Jobs.
A. Translate this sentence from the court excerpt about the roster into Spanish: "Totaram told Plaintiff that he would submit the roster to management."
B. Carry on writing the court excerpt about the roster from the point where it ends.

Extracted text.
▼
On or about October 23, 2009, Plaintiff gave Ganesh Totaram, also a maintenance supervisor, the roster with the Nazi symbols. (Def. 56.1 ¶ 4.) Totaram told Plaintiff that he would submit the roster to management. (Id. at ¶ 5.) According to MTA Bus, both Totaram and Plaintiff altered the roster sheet, changing the header to delete Plaintiff's handwriting from the document. (Id. at ¶ 6; Efron Decl Ex. B (Totaram Dep. 15:14--16:17).)*fn1 According to Plaintiff, only Totaram altered the document. (Pl. 56.1 ¶¶ 5, 15.) Both Parties agree that after the document was altered, Totaram placed the altered roster in an envelope and submitted it to Robert Bruno, General Superintendent for Maintenance at the College Point depot. (Def. 56.1 ¶ 7.) Bruno brought the document to the attention of Robert Picarelli, MTA Bus's Chief Officer of Operation Improvement and Internal Studies. (Id. at ¶ 8.)
On October 29, 2009, Picarelli went to College Point depot to investigate the roster. (Id. at ¶ 9.) During the investigation, Picarelli interviewed Totaram. (Id. at ¶ 10.) After the Totaram interview, Plaintiff was interviewed and initially stated that the roster had been found during his preceding shift. (Id. at ¶ 11.) Plaintiff was shown the altered roster and stated that the roster was the one that he found. (Id. at ¶ 12.) A short time later, Plaintiff overheard Picarelli and Bruno commenting that the bus numbers on the roster did not correspond with the buses actually assigned at that time to the College Point depot. (Id. at ¶ 13.) Plaintiff then informed Picarelli that the version of the roster in Picarelli's possession was not the original and gave him the original version with the word "Rims" in Plaintiff's handwriting. (Id. at ¶ 14.) Plaintiff also told Picarelli that he had previously given the document to Miller in 2008, who failed to take action. (Pl. 56.1 ¶¶ 44--46; Def's Reply Br. 6.)
▲
Region and label listings
▼
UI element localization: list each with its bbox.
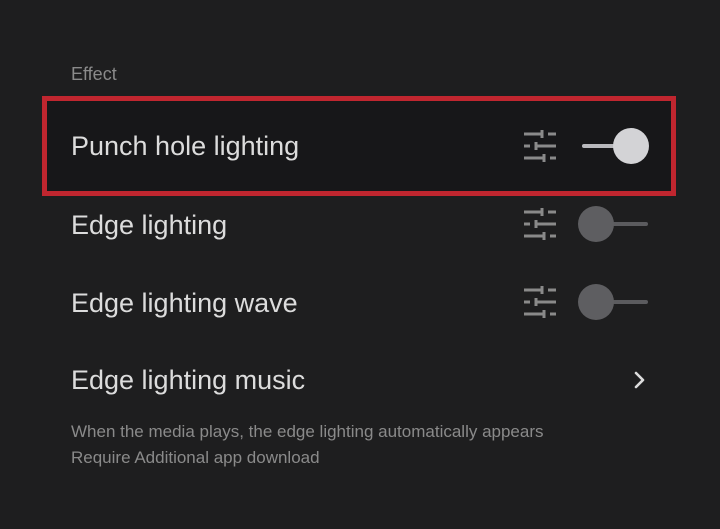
sliders-icon[interactable] (522, 208, 558, 240)
edge-lighting-music-description: When the media plays, the edge lighting … (71, 419, 544, 471)
edge-lighting-wave-toggle[interactable] (578, 284, 650, 320)
toggle-thumb (613, 128, 649, 164)
list-item-punch-hole-lighting[interactable]: Punch hole lighting (0, 96, 720, 196)
edge-lighting-wave-label: Edge lighting wave (71, 288, 298, 318)
edge-lighting-label: Edge lighting (71, 210, 228, 240)
description-line-1: When the media plays, the edge lighting … (71, 422, 544, 441)
edge-lighting-music-label: Edge lighting music (71, 365, 306, 395)
punch-hole-lighting-toggle[interactable] (578, 128, 650, 164)
sliders-icon[interactable] (522, 130, 558, 162)
list-item-edge-lighting[interactable]: Edge lighting (0, 196, 720, 272)
toggle-thumb (578, 206, 614, 242)
list-item-edge-lighting-wave[interactable]: Edge lighting wave (0, 272, 720, 350)
sliders-icon[interactable] (522, 286, 558, 318)
toggle-thumb (578, 284, 614, 320)
section-header-effect: Effect (71, 64, 117, 84)
punch-hole-lighting-label: Punch hole lighting (71, 131, 300, 161)
description-line-2: Require Additional app download (71, 448, 320, 467)
chevron-right-icon (634, 371, 645, 389)
edge-lighting-toggle[interactable] (578, 206, 650, 242)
▲
Results of the tasks.
A. Totaram le dijo al Demandante que presentaría la lista a la gerencia.

B.
Picarelli prepared a report and recommended that disciplinary action be taken against both Plaintiff and Totaram, but he did not recommend the type of action to be taken. (Def. 56.1 ¶ 16; Decl. Efron Ex. C (Picarelli Dep. 44:8--20).) MTA Bus's Senior Director for Labor Relations, David Franceschini, drafted disciplinary charges against Plaintiff and Totaram. (Def. 56.1 ¶ 17.) Plaintiff and Totaram were charged with altering evidence, falsification of a company document, making false statements to management, gross misconduct, and conduct unbecoming of an MTA Bus employee. (Id. at ¶ 18.) On or about November 20, 2009, Arturo Hidalgo, an assistant general manager, conducted a proceeding on the charges.*fn2 (Decl. Efron Ex. A (Sass Dep. 130:1--25 ).) Plaintiff was represented by a union representative, Robert Elznic, at the proceeding. (Def. 56.1 ¶¶ 19--20.) At the conclusion of the proceeding, Plaintiff was fired and Totaram was given a 30-day suspension and a final warning. (Id. at ¶ 21.)
a.Standard of Review
Summary judgment is proper only when, construing the evidence in the light most favorable to the non-movant, "there is no genuine dispute as to any material fact and the movant is entitled to judgment as a matter of law." Fed. R. Civ. P. 56(a); see also Doninger v. Niehoff, 642 F.3d 334, 344 (2d Cir. 2011). The role of the court is not "to weigh the evidence and determine the truth of the matter but to determine whether there is a genuine issue for trial."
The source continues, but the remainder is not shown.